■ EXERCISE DIRECTIONS: In the listing that follows, count the lines holding the word "level" and report only that number.

■ DATASET:
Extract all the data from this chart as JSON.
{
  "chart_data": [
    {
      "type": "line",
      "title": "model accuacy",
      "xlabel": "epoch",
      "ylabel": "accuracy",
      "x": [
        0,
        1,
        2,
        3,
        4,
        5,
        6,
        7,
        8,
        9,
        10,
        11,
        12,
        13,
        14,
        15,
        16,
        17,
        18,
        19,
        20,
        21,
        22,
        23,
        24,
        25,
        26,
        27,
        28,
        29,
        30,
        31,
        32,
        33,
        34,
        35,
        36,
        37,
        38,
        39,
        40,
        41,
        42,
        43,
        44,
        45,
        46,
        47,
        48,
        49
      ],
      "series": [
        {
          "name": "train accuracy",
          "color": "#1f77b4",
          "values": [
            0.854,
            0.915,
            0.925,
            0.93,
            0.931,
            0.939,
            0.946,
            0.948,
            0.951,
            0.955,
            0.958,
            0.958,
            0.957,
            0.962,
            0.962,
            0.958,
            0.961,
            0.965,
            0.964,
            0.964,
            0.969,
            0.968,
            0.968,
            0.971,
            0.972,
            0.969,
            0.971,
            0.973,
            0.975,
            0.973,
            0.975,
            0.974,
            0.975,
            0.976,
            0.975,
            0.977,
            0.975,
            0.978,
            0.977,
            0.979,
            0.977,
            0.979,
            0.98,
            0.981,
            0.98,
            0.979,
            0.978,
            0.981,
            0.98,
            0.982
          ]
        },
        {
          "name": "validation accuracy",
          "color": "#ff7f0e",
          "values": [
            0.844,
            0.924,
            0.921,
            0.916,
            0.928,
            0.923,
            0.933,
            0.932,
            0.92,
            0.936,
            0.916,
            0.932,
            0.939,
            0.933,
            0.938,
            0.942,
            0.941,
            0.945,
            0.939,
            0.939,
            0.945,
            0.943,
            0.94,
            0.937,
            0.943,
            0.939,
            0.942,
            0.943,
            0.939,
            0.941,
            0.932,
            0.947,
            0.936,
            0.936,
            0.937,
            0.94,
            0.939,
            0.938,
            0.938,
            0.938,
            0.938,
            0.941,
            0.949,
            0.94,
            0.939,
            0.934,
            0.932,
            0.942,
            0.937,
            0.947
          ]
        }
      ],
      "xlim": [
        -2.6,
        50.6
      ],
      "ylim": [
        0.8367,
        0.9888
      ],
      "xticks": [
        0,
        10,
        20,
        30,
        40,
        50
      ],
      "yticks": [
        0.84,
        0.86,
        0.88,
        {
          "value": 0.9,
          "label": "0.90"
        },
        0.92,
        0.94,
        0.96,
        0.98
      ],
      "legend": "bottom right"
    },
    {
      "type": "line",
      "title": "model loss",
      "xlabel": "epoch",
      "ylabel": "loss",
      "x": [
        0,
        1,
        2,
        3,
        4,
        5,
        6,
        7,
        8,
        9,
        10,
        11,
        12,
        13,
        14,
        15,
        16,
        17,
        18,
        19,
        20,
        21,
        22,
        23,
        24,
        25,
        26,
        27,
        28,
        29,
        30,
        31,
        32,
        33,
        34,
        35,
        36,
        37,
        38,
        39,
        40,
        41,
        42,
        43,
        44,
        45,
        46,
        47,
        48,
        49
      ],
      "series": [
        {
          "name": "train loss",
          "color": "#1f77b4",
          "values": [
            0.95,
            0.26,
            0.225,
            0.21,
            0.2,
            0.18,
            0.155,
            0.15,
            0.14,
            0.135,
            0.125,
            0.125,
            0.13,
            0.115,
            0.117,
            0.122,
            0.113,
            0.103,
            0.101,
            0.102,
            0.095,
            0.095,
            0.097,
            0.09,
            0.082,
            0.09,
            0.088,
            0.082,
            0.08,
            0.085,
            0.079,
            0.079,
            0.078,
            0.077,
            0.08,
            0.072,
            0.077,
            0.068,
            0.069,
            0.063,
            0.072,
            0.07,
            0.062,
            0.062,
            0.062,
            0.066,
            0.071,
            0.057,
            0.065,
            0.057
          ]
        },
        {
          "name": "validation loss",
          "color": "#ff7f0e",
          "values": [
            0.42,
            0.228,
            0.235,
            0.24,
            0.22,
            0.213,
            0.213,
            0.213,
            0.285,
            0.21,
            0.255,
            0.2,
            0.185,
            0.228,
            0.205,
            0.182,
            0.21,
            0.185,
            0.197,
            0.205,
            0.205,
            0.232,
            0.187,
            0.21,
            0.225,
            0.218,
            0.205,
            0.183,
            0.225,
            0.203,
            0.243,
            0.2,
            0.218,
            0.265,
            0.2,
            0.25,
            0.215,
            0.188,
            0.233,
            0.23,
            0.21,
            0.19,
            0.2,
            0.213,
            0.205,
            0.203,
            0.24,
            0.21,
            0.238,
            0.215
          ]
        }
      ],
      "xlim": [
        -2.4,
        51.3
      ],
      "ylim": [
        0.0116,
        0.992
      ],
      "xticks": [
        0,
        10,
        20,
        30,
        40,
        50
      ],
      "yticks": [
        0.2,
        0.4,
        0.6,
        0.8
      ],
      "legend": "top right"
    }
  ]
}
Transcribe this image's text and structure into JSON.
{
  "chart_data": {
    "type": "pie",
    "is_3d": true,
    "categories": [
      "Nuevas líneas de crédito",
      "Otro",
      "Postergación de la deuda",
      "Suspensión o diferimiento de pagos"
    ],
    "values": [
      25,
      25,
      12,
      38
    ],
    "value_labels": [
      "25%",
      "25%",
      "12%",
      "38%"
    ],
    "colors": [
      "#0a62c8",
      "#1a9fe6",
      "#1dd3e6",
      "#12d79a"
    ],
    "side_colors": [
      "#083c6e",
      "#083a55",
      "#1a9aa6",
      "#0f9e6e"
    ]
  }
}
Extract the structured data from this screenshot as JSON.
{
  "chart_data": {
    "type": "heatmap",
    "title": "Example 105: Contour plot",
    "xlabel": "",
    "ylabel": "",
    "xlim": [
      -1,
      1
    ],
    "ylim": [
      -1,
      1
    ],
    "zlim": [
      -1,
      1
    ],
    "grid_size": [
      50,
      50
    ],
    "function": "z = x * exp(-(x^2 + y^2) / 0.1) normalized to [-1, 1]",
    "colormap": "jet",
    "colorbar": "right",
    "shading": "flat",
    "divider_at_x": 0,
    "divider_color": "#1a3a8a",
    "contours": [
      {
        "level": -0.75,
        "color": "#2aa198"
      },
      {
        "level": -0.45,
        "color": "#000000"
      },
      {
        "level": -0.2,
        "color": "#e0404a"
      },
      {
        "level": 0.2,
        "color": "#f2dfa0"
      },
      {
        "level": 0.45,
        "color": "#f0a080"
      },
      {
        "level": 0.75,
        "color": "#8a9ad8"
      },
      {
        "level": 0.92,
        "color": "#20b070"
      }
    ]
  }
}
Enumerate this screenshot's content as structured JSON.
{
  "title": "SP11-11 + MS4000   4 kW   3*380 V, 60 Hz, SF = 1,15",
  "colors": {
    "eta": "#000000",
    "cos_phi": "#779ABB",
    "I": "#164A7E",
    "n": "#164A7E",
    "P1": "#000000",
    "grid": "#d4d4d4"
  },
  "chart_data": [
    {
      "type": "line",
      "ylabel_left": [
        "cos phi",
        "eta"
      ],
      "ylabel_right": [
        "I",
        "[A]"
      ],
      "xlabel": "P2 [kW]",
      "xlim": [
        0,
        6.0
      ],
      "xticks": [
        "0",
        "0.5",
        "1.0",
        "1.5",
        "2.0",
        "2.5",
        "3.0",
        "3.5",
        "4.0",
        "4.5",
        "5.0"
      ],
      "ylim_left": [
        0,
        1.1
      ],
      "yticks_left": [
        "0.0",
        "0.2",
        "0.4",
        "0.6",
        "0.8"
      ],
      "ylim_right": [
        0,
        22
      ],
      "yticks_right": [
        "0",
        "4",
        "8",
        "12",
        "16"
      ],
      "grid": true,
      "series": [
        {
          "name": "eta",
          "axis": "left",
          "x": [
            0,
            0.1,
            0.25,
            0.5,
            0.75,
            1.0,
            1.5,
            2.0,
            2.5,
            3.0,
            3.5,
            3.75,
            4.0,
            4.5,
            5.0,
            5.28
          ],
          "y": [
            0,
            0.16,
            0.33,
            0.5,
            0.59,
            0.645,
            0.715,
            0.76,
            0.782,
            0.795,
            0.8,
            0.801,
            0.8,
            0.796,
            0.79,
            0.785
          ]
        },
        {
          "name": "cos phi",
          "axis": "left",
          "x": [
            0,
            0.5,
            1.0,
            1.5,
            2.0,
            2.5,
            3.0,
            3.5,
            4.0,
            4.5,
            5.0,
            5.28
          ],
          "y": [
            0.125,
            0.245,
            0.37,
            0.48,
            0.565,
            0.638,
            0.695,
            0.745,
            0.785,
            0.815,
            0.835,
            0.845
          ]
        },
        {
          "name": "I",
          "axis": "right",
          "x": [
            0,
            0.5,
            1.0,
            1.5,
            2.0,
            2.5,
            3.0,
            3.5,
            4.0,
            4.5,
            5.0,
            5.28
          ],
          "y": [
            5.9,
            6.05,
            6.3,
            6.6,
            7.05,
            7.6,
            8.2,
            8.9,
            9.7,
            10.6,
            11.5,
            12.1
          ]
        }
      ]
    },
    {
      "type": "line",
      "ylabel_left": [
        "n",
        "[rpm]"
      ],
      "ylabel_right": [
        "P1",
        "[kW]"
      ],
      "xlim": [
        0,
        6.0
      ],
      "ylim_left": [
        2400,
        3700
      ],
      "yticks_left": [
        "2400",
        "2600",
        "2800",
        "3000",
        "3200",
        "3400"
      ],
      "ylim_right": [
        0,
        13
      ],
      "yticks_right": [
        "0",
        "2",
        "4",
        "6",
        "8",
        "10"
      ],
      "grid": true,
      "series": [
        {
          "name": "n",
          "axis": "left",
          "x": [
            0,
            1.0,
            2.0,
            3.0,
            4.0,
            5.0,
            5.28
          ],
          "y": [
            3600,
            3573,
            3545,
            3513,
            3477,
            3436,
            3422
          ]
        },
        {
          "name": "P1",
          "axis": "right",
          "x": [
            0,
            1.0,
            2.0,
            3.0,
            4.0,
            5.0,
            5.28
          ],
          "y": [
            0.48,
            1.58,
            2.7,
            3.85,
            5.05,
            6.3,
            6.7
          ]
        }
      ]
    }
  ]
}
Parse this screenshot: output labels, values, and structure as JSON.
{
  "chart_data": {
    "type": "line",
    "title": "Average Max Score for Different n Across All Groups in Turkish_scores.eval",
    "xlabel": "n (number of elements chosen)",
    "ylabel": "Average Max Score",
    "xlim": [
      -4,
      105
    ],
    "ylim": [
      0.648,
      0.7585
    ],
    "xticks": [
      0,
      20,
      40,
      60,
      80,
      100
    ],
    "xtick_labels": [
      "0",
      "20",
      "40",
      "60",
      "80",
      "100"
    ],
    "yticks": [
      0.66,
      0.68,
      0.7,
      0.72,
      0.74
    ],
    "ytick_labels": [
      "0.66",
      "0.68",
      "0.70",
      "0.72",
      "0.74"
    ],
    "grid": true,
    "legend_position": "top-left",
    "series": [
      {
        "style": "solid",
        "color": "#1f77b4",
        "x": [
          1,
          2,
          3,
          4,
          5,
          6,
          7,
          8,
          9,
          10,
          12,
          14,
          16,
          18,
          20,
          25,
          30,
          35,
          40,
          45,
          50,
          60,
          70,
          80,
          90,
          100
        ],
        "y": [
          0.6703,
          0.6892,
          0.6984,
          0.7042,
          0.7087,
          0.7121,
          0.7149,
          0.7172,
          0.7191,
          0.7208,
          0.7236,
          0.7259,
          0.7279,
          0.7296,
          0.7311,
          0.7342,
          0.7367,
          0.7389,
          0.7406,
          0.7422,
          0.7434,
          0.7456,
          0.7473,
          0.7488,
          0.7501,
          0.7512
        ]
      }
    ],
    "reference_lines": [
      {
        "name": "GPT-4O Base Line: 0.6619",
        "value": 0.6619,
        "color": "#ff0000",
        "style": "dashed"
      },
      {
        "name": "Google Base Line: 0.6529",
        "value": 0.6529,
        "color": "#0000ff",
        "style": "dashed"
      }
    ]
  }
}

■ EXERCISE SOLUTION: 7